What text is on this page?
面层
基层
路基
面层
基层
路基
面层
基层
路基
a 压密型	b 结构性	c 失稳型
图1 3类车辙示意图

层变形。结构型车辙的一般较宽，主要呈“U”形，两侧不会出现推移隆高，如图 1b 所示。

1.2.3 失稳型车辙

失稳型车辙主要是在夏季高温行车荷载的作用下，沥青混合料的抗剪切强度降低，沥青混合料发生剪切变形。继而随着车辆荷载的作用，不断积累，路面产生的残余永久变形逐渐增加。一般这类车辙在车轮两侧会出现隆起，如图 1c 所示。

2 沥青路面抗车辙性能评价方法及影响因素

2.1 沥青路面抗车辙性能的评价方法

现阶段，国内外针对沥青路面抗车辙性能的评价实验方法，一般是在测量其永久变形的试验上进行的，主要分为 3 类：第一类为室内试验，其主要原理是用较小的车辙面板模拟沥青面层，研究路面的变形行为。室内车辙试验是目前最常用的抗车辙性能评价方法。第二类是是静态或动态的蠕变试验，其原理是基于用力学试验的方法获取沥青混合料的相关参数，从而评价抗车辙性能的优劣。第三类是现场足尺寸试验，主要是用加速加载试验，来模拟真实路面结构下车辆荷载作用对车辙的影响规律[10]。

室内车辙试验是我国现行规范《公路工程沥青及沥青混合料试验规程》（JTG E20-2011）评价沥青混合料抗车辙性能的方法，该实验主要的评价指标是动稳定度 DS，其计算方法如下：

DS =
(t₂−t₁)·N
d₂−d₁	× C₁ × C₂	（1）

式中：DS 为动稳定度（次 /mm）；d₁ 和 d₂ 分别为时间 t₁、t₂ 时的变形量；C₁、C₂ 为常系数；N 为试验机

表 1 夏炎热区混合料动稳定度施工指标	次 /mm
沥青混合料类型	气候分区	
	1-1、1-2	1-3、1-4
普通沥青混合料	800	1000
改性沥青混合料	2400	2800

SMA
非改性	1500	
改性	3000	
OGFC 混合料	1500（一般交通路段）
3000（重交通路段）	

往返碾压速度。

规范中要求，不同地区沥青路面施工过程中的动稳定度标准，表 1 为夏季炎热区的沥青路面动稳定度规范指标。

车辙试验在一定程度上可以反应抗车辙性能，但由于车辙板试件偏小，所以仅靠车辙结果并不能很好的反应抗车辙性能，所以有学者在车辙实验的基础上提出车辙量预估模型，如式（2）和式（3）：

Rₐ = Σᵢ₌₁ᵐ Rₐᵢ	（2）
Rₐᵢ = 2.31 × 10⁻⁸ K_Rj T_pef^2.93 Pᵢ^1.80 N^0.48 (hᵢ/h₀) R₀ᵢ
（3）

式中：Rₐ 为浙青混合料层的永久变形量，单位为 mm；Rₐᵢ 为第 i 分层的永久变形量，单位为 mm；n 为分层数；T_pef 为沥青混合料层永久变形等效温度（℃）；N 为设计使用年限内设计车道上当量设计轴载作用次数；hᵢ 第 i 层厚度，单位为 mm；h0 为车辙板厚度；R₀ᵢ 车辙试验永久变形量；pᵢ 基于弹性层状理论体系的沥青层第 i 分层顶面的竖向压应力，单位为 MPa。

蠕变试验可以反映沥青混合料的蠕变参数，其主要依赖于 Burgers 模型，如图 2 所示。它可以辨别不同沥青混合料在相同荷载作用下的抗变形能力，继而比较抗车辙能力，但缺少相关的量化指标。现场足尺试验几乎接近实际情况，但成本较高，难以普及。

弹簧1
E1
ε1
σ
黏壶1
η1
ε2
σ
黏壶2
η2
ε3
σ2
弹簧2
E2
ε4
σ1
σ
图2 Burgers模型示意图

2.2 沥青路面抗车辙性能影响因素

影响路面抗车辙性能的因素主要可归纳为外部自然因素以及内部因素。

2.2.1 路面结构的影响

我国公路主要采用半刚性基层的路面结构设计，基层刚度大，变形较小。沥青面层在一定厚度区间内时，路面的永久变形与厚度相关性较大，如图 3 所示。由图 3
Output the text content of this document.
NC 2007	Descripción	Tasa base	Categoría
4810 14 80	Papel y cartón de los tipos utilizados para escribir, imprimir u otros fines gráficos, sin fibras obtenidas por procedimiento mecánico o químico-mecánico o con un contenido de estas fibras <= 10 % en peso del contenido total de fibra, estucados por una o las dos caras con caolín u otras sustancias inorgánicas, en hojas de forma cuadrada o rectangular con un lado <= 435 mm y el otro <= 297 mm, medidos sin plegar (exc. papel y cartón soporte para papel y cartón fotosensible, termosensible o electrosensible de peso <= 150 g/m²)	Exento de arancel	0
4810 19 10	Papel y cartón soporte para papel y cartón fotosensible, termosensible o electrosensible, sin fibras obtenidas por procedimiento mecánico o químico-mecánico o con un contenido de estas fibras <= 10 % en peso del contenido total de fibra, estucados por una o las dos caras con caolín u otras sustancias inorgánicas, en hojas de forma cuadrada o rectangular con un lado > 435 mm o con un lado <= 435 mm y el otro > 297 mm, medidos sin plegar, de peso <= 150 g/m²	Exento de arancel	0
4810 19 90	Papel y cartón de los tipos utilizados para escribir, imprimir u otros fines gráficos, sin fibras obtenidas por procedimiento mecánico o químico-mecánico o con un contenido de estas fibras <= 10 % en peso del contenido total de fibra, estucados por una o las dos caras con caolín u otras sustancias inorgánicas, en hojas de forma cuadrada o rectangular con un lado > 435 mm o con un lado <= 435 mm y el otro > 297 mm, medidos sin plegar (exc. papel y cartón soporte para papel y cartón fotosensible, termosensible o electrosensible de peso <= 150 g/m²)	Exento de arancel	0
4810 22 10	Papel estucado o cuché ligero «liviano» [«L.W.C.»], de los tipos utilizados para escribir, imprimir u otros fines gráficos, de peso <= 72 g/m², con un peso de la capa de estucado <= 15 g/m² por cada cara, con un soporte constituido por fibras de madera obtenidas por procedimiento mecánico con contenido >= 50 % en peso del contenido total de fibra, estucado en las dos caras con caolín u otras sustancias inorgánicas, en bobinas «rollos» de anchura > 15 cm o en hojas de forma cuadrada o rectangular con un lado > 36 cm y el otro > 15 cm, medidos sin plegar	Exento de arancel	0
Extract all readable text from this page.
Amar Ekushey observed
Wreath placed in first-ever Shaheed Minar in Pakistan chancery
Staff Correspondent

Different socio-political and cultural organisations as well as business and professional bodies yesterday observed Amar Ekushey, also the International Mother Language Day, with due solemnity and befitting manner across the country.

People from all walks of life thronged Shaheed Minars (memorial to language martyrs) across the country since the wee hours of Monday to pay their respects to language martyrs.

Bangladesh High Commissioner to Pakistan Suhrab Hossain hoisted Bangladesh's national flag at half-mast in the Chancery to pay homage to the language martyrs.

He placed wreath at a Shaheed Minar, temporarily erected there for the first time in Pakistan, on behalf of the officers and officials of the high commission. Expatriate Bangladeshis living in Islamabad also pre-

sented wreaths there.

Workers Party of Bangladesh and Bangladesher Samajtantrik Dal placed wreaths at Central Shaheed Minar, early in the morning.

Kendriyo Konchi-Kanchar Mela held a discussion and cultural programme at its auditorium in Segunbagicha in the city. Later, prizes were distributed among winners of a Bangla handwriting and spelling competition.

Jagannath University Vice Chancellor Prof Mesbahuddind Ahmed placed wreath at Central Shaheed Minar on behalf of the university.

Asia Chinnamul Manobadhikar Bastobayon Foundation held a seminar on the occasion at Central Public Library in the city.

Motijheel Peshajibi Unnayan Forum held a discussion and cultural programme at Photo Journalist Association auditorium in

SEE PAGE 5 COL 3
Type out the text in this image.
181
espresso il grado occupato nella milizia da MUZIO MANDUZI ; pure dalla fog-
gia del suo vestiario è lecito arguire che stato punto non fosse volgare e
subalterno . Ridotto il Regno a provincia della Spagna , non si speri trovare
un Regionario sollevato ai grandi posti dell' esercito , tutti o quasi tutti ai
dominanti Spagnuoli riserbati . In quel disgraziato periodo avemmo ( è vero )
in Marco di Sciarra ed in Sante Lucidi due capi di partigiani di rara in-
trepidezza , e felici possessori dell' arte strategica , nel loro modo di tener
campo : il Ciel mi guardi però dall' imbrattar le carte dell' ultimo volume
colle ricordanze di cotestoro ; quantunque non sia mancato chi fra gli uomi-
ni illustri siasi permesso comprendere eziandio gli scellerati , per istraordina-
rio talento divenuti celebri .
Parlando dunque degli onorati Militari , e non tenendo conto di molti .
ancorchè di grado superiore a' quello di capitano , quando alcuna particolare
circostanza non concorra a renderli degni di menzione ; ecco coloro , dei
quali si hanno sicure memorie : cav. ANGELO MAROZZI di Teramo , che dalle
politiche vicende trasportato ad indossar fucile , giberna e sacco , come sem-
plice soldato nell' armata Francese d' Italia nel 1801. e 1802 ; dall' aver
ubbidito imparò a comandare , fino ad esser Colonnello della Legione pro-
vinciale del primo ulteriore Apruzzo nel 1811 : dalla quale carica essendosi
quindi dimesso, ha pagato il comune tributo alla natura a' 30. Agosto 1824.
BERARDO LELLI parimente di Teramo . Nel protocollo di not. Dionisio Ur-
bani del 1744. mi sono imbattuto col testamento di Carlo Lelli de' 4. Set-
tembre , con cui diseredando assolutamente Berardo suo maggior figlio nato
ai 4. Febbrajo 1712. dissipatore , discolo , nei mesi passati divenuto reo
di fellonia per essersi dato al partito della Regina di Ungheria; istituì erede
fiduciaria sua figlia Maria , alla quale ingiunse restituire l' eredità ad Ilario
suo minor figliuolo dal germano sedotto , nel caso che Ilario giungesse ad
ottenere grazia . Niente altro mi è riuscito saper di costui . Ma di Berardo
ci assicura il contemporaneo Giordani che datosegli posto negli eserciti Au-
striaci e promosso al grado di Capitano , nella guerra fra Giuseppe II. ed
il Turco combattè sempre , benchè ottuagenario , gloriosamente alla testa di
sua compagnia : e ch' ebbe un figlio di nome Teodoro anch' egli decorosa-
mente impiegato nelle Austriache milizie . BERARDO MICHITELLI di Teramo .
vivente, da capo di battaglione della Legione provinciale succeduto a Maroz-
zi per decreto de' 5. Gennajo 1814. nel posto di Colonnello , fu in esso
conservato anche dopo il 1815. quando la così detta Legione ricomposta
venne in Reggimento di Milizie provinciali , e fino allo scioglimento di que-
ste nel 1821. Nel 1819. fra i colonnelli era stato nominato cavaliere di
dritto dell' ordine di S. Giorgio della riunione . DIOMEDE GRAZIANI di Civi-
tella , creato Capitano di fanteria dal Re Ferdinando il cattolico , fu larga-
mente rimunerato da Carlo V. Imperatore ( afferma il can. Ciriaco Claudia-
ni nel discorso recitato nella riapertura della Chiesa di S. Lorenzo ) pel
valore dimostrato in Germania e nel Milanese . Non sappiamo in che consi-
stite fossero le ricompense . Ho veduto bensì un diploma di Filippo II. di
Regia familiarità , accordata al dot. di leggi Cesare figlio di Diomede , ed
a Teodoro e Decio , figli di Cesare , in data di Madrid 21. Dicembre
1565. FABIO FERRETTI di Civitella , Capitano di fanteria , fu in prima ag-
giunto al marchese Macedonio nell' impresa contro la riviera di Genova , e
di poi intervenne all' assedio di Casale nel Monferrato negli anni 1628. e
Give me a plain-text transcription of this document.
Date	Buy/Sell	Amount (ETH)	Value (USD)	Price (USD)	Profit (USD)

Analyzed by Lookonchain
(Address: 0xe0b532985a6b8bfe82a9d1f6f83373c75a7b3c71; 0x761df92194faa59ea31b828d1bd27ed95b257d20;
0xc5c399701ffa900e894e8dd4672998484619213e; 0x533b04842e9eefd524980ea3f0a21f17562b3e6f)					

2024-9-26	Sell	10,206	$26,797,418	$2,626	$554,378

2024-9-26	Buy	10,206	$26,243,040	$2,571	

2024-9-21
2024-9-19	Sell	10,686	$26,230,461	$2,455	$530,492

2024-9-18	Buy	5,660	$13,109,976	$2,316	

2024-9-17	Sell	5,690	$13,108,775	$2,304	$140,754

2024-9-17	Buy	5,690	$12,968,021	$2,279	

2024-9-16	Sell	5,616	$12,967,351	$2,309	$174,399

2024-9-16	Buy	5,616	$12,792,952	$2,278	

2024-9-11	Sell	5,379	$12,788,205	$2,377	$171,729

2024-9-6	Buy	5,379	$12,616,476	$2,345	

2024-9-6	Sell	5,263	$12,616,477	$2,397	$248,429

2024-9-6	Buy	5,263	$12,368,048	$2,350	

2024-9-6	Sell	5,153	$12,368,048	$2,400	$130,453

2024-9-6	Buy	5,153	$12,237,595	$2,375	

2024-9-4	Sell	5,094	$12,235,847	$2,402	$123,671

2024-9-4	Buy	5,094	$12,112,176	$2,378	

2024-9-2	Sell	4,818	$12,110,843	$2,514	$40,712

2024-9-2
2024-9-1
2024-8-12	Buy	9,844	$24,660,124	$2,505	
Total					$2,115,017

-*-*-

Short exercise. Every line from the line containing "Give me a plain-text" to the last line of the material above must be repeated exactly, and no other line.

Written reply.
Give me a plain-text transcription of this document.
Date	Buy/Sell	Amount (ETH)	Value (USD)	Price (USD)	Profit (USD)

Analyzed by Lookonchain
(Address: 0xe0b532985a6b8bfe82a9d1f6f83373c75a7b3c71; 0x761df92194faa59ea31b828d1bd27ed95b257d20;
0xc5c399701ffa900e894e8dd4672998484619213e; 0x533b04842e9eefd524980ea3f0a21f17562b3e6f)					

2024-9-26	Sell	10,206	$26,797,418	$2,626	$554,378

2024-9-26	Buy	10,206	$26,243,040	$2,571	

2024-9-21
2024-9-19	Sell	10,686	$26,230,461	$2,455	$530,492

2024-9-18	Buy	5,660	$13,109,976	$2,316	

2024-9-17	Sell	5,690	$13,108,775	$2,304	$140,754

2024-9-17	Buy	5,690	$12,968,021	$2,279	

2024-9-16	Sell	5,616	$12,967,351	$2,309	$174,399

2024-9-16	Buy	5,616	$12,792,952	$2,278	

2024-9-11	Sell	5,379	$12,788,205	$2,377	$171,729

2024-9-6	Buy	5,379	$12,616,476	$2,345	

2024-9-6	Sell	5,263	$12,616,477	$2,397	$248,429

2024-9-6	Buy	5,263	$12,368,048	$2,350	

2024-9-6	Sell	5,153	$12,368,048	$2,400	$130,453

2024-9-6	Buy	5,153	$12,237,595	$2,375	

2024-9-4	Sell	5,094	$12,235,847	$2,402	$123,671

2024-9-4	Buy	5,094	$12,112,176	$2,378	

2024-9-2	Sell	4,818	$12,110,843	$2,514	$40,712

2024-9-2
2024-9-1
2024-8-12	Buy	9,844	$24,660,124	$2,505	
Total					$2,115,017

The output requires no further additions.